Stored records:
## begin

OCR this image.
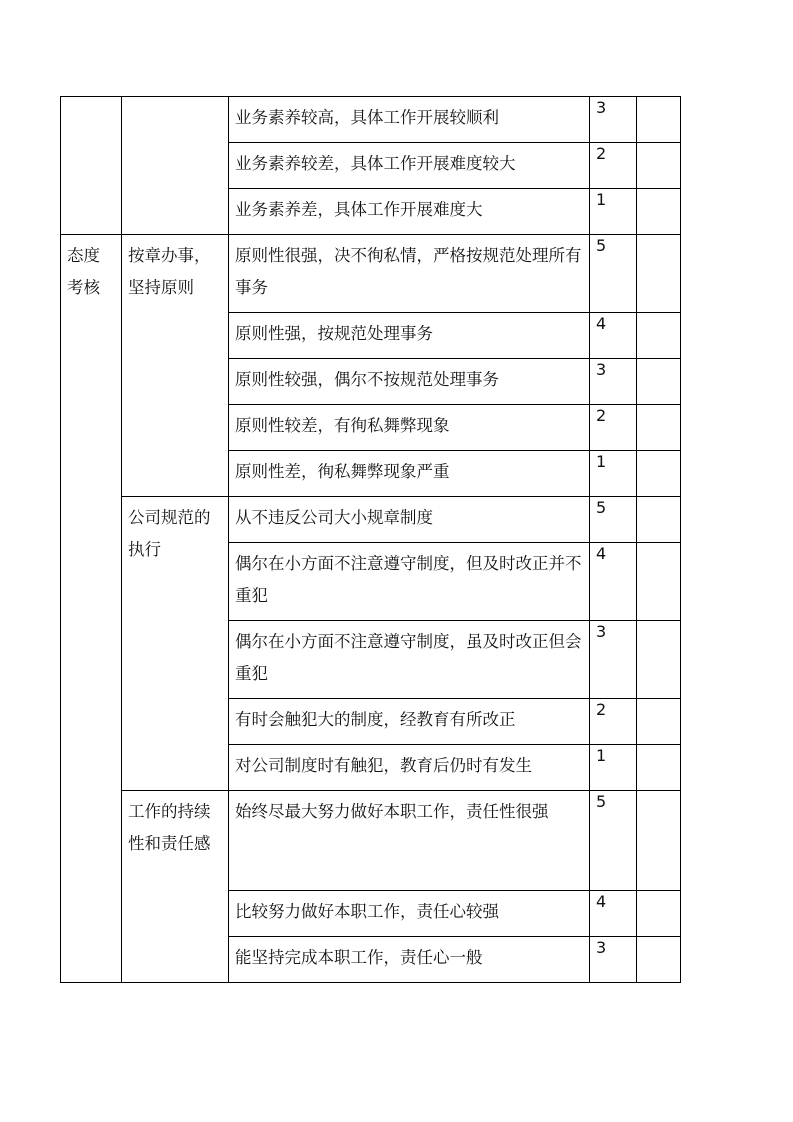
		业务素养较高，具体工作开展较顺利	3	
		业务素养较差，具体工作开展难度较大	2	
		业务素养差，具体工作开展难度大	1	
态度考核	按章办事，坚持原则	原则性很强，决不徇私情，严格按规范处理所有事务	5	
		原则性强，按规范处理事务	4	
		原则性较强，偶尔不按规范处理事务	3	
		原则性较差，有徇私舞弊现象	2	
		原则性差，徇私舞弊现象严重	1	
	公司规范的执行	从不违反公司大小规章制度	5	
		偶尔在小方面不注意遵守制度，但及时改正并不重犯	4	
		偶尔在小方面不注意遵守制度，虽及时改正但会重犯	3	
		有时会触犯大的制度，经教育有所改正	2	
		对公司制度时有触犯，教育后仍时有发生	1	
	工作的持续性和责任感	始终尽最大努力做好本职工作，责任性很强	5	
		比较努力做好本职工作，责任心较强	4	
		能坚持完成本职工作，责任心一般	3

## end

Prompt — Among the lines of the material, find those that hold the word "偶尔在小方面不注意遵守制度" and copy them.

Output of the exercise —
		偶尔在小方面不注意遵守制度，但及时改正并不重犯	4	
		偶尔在小方面不注意遵守制度，虽及时改正但会重犯	3	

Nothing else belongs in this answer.